**Task instructions**
Work through the data line by line, gathering every line that has the word "ALBI".

**Data listing**
"""
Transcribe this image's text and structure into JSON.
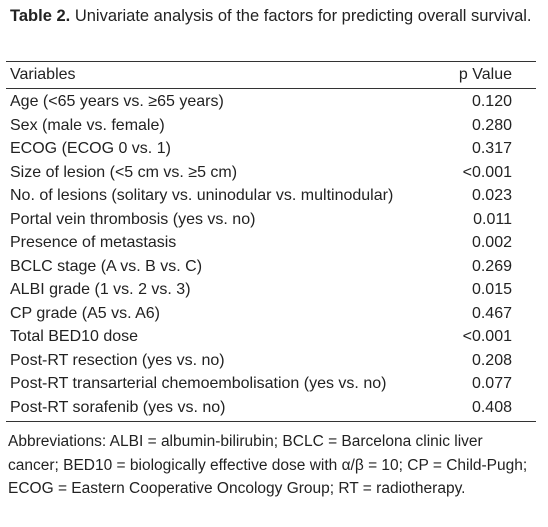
{
  "header": {
    "label": "Table 2.",
    "title": "Univariate analysis of the factors for predicting overall survival."
  },
  "table": {
    "columns": [
      "Variables",
      "p Value"
    ],
    "rows": [
      [
        "Age (<65 years vs. ≥65 years)",
        "0.120"
      ],
      [
        "Sex (male vs. female)",
        "0.280"
      ],
      [
        "ECOG (ECOG 0 vs. 1)",
        "0.317"
      ],
      [
        "Size of lesion (<5 cm vs. ≥5 cm)",
        "<0.001"
      ],
      [
        "No. of lesions (solitary vs. uninodular vs. multinodular)",
        "0.023"
      ],
      [
        "Portal vein thrombosis (yes vs. no)",
        "0.011"
      ],
      [
        "Presence of metastasis",
        "0.002"
      ],
      [
        "BCLC stage (A vs. B vs. C)",
        "0.269"
      ],
      [
        "ALBI grade (1 vs. 2 vs. 3)",
        "0.015"
      ],
      [
        "CP grade (A5 vs. A6)",
        "0.467"
      ],
      [
        "Total BED10 dose",
        "<0.001"
      ],
      [
        "Post-RT resection (yes vs. no)",
        "0.208"
      ],
      [
        "Post-RT transarterial chemoembolisation (yes vs. no)",
        "0.077"
      ],
      [
        "Post-RT sorafenib (yes vs. no)",
        "0.408"
      ]
    ]
  },
  "footnote": "Abbreviations: ALBI = albumin-bilirubin; BCLC = Barcelona clinic liver cancer; BED10 = biologically effective dose with α/β = 10; CP = Child-Pugh; ECOG = Eastern Cooperative Oncology Group; RT = radiotherapy."
}
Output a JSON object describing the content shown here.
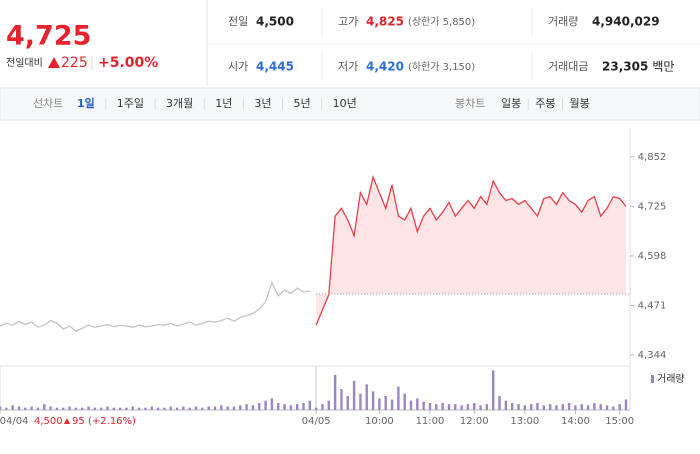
{
  "quote": {
    "price": "4,725",
    "change_label": "전일대비",
    "change": "225",
    "change_pct": "+5.00%"
  },
  "stats": [
    {
      "label": "전일",
      "value": "4,500"
    },
    {
      "label": "고가",
      "value": "4,825",
      "note": "(상한가 5,850)"
    },
    {
      "label": "거래량",
      "value": "4,940,029"
    },
    {
      "label": "시가",
      "value": "4,445"
    },
    {
      "label": "저가",
      "value": "4,420",
      "note": "(하한가 3,150)"
    },
    {
      "label": "거래대금",
      "value": "23,305",
      "note": "백만"
    }
  ],
  "tabs": {
    "line_label": "선차트",
    "periods": [
      "1일",
      "1주일",
      "3개월",
      "1년",
      "3년",
      "5년",
      "10년"
    ],
    "active_period": 0,
    "candle_label": "봉차트",
    "candles": [
      "일봉",
      "주봉",
      "월봉"
    ]
  },
  "prev_day": {
    "close": "4,500",
    "change": "95",
    "change_pct": "(+2.16%)"
  },
  "chart_data": {
    "type": "line",
    "xlim": [
      0,
      99
    ],
    "xticks": [
      {
        "value": 0,
        "label": "04/04"
      },
      {
        "value": 50,
        "label": "04/05"
      },
      {
        "value": 60,
        "label": "10:00"
      },
      {
        "value": 68,
        "label": "11:00"
      },
      {
        "value": 75,
        "label": "12:00"
      },
      {
        "value": 83,
        "label": "13:00"
      },
      {
        "value": 91,
        "label": "14:00"
      },
      {
        "value": 98,
        "label": "15:00"
      }
    ],
    "ylim": [
      4318,
      4926
    ],
    "yticks": [
      {
        "value": 4344,
        "label": "4,344"
      },
      {
        "value": 4471,
        "label": "4,471"
      },
      {
        "value": 4598,
        "label": "4,598"
      },
      {
        "value": 4725,
        "label": "4,725"
      },
      {
        "value": 4852,
        "label": "4,852"
      }
    ],
    "grid": false,
    "reference_line": 4500,
    "series": [
      {
        "name": "04/04",
        "color": "#c4c4c4",
        "values": [
          4418,
          4425,
          4420,
          4430,
          4422,
          4428,
          4415,
          4420,
          4432,
          4425,
          4410,
          4418,
          4405,
          4412,
          4420,
          4415,
          4418,
          4422,
          4416,
          4420,
          4418,
          4415,
          4420,
          4416,
          4418,
          4422,
          4420,
          4425,
          4418,
          4423,
          4428,
          4420,
          4425,
          4430,
          4428,
          4432,
          4438,
          4430,
          4440,
          4445,
          4450,
          4462,
          4480,
          4530,
          4495,
          4510,
          4502,
          4515,
          4505,
          4508,
          null,
          null,
          null,
          null,
          null,
          null,
          null,
          null,
          null,
          null,
          null,
          null,
          null,
          null,
          null,
          null,
          null,
          null,
          null,
          null,
          null,
          null,
          null,
          null,
          null,
          null,
          null,
          null,
          null,
          null,
          null,
          null,
          null,
          null,
          null,
          null,
          null,
          null,
          null,
          null,
          null,
          null,
          null,
          null,
          null,
          null,
          null,
          null,
          null,
          null
        ]
      },
      {
        "name": "04/05",
        "color": "#e8404a",
        "fill": "#fde4e5",
        "values": [
          null,
          null,
          null,
          null,
          null,
          null,
          null,
          null,
          null,
          null,
          null,
          null,
          null,
          null,
          null,
          null,
          null,
          null,
          null,
          null,
          null,
          null,
          null,
          null,
          null,
          null,
          null,
          null,
          null,
          null,
          null,
          null,
          null,
          null,
          null,
          null,
          null,
          null,
          null,
          null,
          null,
          null,
          null,
          null,
          null,
          null,
          null,
          null,
          null,
          null,
          4420,
          4460,
          4498,
          4700,
          4720,
          4690,
          4650,
          4760,
          4730,
          4800,
          4760,
          4720,
          4780,
          4700,
          4690,
          4720,
          4660,
          4700,
          4720,
          4690,
          4710,
          4735,
          4700,
          4720,
          4740,
          4720,
          4750,
          4730,
          4790,
          4760,
          4740,
          4745,
          4730,
          4740,
          4720,
          4700,
          4745,
          4750,
          4730,
          4760,
          4740,
          4730,
          4710,
          4740,
          4750,
          4700,
          4720,
          4750,
          4745,
          4725
        ]
      }
    ],
    "volume": {
      "label": "거래량",
      "color": "#9b86c4",
      "ylim": [
        0,
        36000
      ],
      "values": [
        3000,
        2000,
        4000,
        3000,
        2000,
        3000,
        2000,
        5000,
        3000,
        2000,
        2000,
        3000,
        2000,
        2000,
        3000,
        2000,
        2000,
        3000,
        2000,
        2000,
        2000,
        3000,
        2000,
        2000,
        3000,
        2000,
        2000,
        3000,
        2000,
        3000,
        2000,
        3000,
        2000,
        3000,
        3000,
        4000,
        3000,
        3000,
        4000,
        5000,
        4000,
        6000,
        8000,
        10000,
        6000,
        5000,
        4000,
        5000,
        6000,
        8000,
        2000,
        5000,
        8000,
        30000,
        18000,
        12000,
        25000,
        14000,
        22000,
        16000,
        10000,
        12000,
        9000,
        20000,
        14000,
        8000,
        10000,
        7000,
        6000,
        5000,
        6000,
        5000,
        5000,
        4000,
        5000,
        6000,
        4000,
        5000,
        34000,
        12000,
        8000,
        6000,
        5000,
        4000,
        5000,
        6000,
        4000,
        5000,
        4000,
        5000,
        6000,
        4000,
        5000,
        4000,
        6000,
        5000,
        4000,
        3000,
        5000,
        9000
      ]
    }
  }
}
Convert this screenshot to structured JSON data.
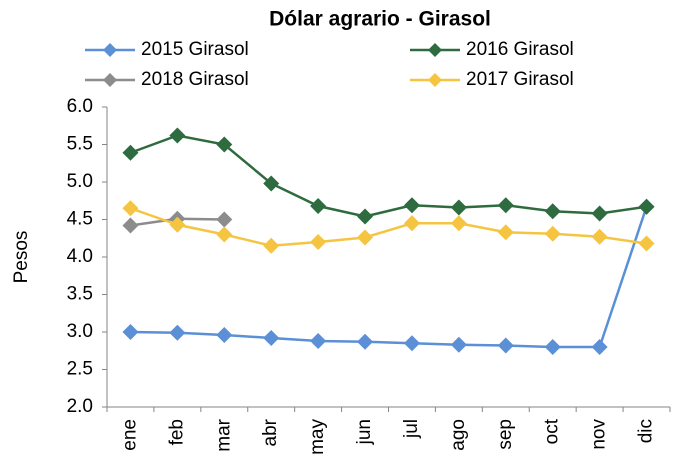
{
  "chart_data": {
    "type": "line",
    "title": "Dólar agrario - Girasol",
    "y_label": "Pesos",
    "categories": [
      "ene",
      "feb",
      "mar",
      "abr",
      "may",
      "jun",
      "jul",
      "ago",
      "sep",
      "oct",
      "nov",
      "dic"
    ],
    "series": [
      {
        "name": "2015 Girasol",
        "color": "#5b8fd6",
        "values": [
          3.0,
          2.99,
          2.96,
          2.92,
          2.88,
          2.87,
          2.85,
          2.83,
          2.82,
          2.8,
          2.8,
          4.67
        ]
      },
      {
        "name": "2016 Girasol",
        "color": "#2e6b3e",
        "values": [
          5.39,
          5.62,
          5.5,
          4.98,
          4.68,
          4.54,
          4.69,
          4.66,
          4.69,
          4.61,
          4.58,
          4.67
        ]
      },
      {
        "name": "2018 Girasol",
        "color": "#8c8c8c",
        "values": [
          4.42,
          4.51,
          4.5,
          null,
          null,
          null,
          null,
          null,
          null,
          null,
          null,
          null
        ]
      },
      {
        "name": "2017 Girasol",
        "color": "#f5c542",
        "values": [
          4.65,
          4.43,
          4.3,
          4.15,
          4.2,
          4.26,
          4.45,
          4.45,
          4.33,
          4.31,
          4.27,
          4.18
        ]
      }
    ],
    "ylim": [
      2,
      6
    ],
    "yticks": [
      {
        "value": 2,
        "label": "2.0"
      },
      2.5,
      {
        "value": 3,
        "label": "3.0"
      },
      3.5,
      {
        "value": 4,
        "label": "4.0"
      },
      4.5,
      {
        "value": 5,
        "label": "5.0"
      },
      5.5,
      {
        "value": 6,
        "label": "6.0"
      }
    ],
    "grid": false
  }
}
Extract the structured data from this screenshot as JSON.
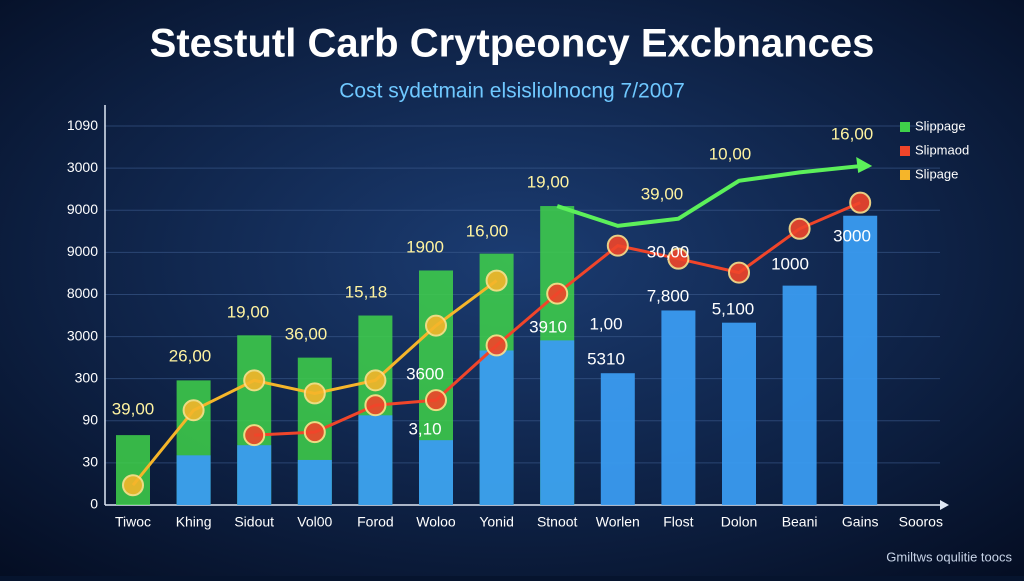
{
  "chart_data": {
    "type": "bar-line",
    "title": "Stestutl Carb Crytpeoncy Excbnances",
    "subtitle": "Cost sydetmain elsisliolnocng 7/2007",
    "categories": [
      "Tiwoc",
      "Khing",
      "Sidout",
      "Vol00",
      "Forod",
      "Woloo",
      "Yonid",
      "Stnoot",
      "Worlen",
      "Flost",
      "Dolon",
      "Beani",
      "Gains",
      "Sooros"
    ],
    "values": [
      null,
      118,
      142,
      107,
      213,
      154,
      367,
      391,
      313,
      462,
      433,
      521,
      687,
      null
    ],
    "color": "#3a9bf0",
    "series": [
      {
        "name": "Slippage",
        "color": "#3fd24a",
        "kind": "bar",
        "values": [
          166,
          296,
          403,
          350,
          450,
          557,
          597,
          710,
          null,
          null,
          null,
          null,
          null,
          null
        ]
      },
      {
        "name": "Slipmaod",
        "color": "#f0452a",
        "kind": "line",
        "values": [
          null,
          null,
          166,
          173,
          237,
          249,
          379,
          502,
          616,
          585,
          552,
          656,
          718,
          null
        ]
      },
      {
        "name": "Slipage",
        "color": "#f5b52a",
        "kind": "line",
        "values": [
          47,
          225,
          296,
          265,
          296,
          426,
          533,
          null,
          null,
          null,
          null,
          null,
          null,
          null
        ]
      }
    ],
    "trend": {
      "color": "#5cf05a",
      "values": [
        null,
        null,
        null,
        null,
        null,
        null,
        null,
        710,
        663,
        680,
        770,
        790,
        805,
        null
      ]
    },
    "ylim": [
      0,
      950
    ],
    "yticks": [
      0,
      {
        "value": 100,
        "label": "30"
      },
      {
        "value": 200,
        "label": "90"
      },
      {
        "value": 300,
        "label": "300"
      },
      {
        "value": 400,
        "label": "3000"
      },
      {
        "value": 500,
        "label": "8000"
      },
      {
        "value": 600,
        "label": "9000"
      },
      {
        "value": 700,
        "label": "9000"
      },
      {
        "value": 800,
        "label": "3000"
      },
      {
        "value": 900,
        "label": "1090"
      }
    ],
    "grid": true,
    "legend": "upper right",
    "annotations": [
      "39,00",
      "26,00",
      "19,00",
      "36,00",
      "15,18",
      "1900",
      "16,00",
      "19,00",
      "39,00",
      "10,00",
      "16,00",
      "3600",
      "3,10",
      "3910",
      "1,00",
      "5310",
      "7,800",
      "5,100",
      "1000",
      "3000",
      "30,00"
    ],
    "source": "Gmiltws oqulitie toocs"
  }
}
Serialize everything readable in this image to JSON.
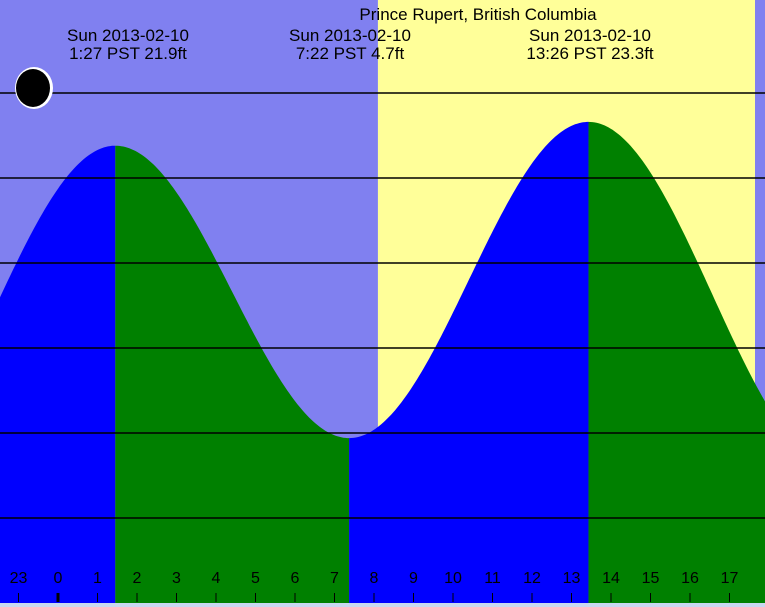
{
  "chart_data": {
    "type": "area",
    "title": "Prince Rupert, British Columbia",
    "annotations": [
      {
        "date": "Sun 2013-02-10",
        "time": "1:27 PST",
        "height": "21.9ft"
      },
      {
        "date": "Sun 2013-02-10",
        "time": "7:22 PST",
        "height": "4.7ft"
      },
      {
        "date": "Sun 2013-02-10",
        "time": "13:26 PST",
        "height": "23.3ft"
      }
    ],
    "extremes": [
      {
        "hour": 1.45,
        "ft": 21.9,
        "kind": "high"
      },
      {
        "hour": 7.37,
        "ft": 4.7,
        "kind": "low"
      },
      {
        "hour": 13.43,
        "ft": 23.3,
        "kind": "high"
      }
    ],
    "x_tick_labels": [
      "23",
      "0",
      "1",
      "2",
      "3",
      "4",
      "5",
      "6",
      "7",
      "8",
      "9",
      "10",
      "11",
      "12",
      "13",
      "14",
      "15",
      "16",
      "17",
      "1"
    ],
    "gridlines_ft": [
      0,
      5,
      10,
      15,
      20,
      25
    ],
    "moon_phase": "new-moon",
    "daylight_start_hour": 8.1,
    "colors": {
      "night": "#8080f0",
      "day": "#ffff99",
      "rising": "#0000ff",
      "falling": "#008000",
      "grid": "#000000"
    }
  }
}
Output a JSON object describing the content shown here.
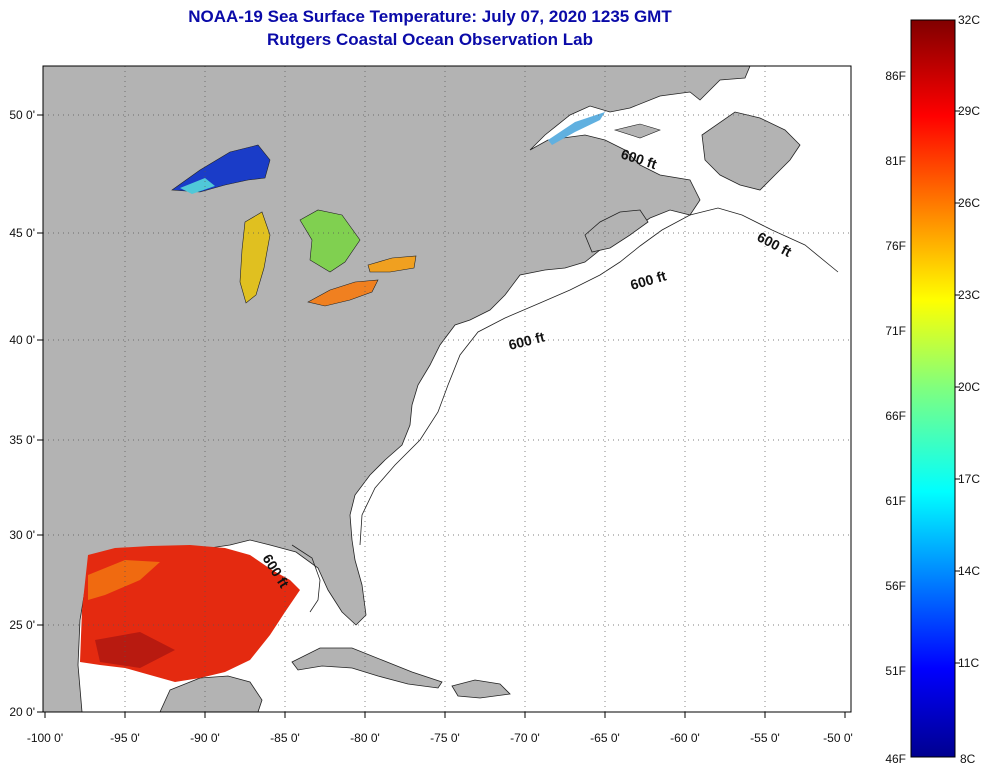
{
  "header": {
    "title_line1": "NOAA-19 Sea Surface Temperature:  July 07, 2020 1235 GMT",
    "title_line2": "Rutgers Coastal Ocean Observation Lab"
  },
  "map": {
    "lon_ticks": [
      "-100 0'",
      "-95 0'",
      "-90 0'",
      "-85 0'",
      "-80 0'",
      "-75 0'",
      "-70 0'",
      "-65 0'",
      "-60 0'",
      "-55 0'",
      "-50 0'"
    ],
    "lat_ticks": [
      "50 0'",
      "45 0'",
      "40 0'",
      "35 0'",
      "30 0'",
      "25 0'",
      "20 0'"
    ],
    "isobath_label": "600 ft",
    "colors": {
      "land": "#b3b3b3",
      "ocean": "#ffffff",
      "title": "#0a0aa8"
    }
  },
  "colorbar": {
    "celsius": [
      "32C",
      "29C",
      "26C",
      "23C",
      "20C",
      "17C",
      "14C",
      "11C",
      "8C"
    ],
    "fahrenheit": [
      "86F",
      "81F",
      "76F",
      "71F",
      "66F",
      "61F",
      "56F",
      "51F",
      "46F"
    ]
  }
}
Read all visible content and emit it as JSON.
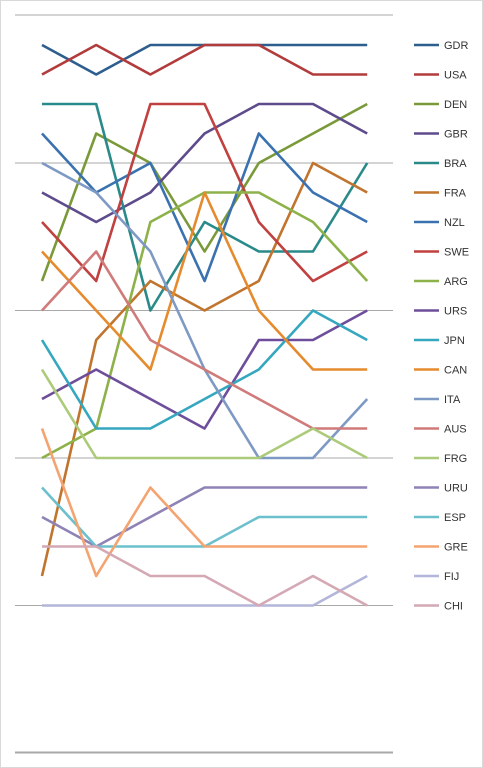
"""
**Solution to this exercise**
        "ALBI grade (1 vs. 2 vs. 3)",
  "footnote": "Abbreviations: ALBI = albumin-bilirubin; BCLC = Barcelona clinic liver cancer; BED10 = biologically effective dose with α/β = 10; CP = Child-Pugh; ECOG = Eastern Cooperative Oncology Group; RT = radiotherapy."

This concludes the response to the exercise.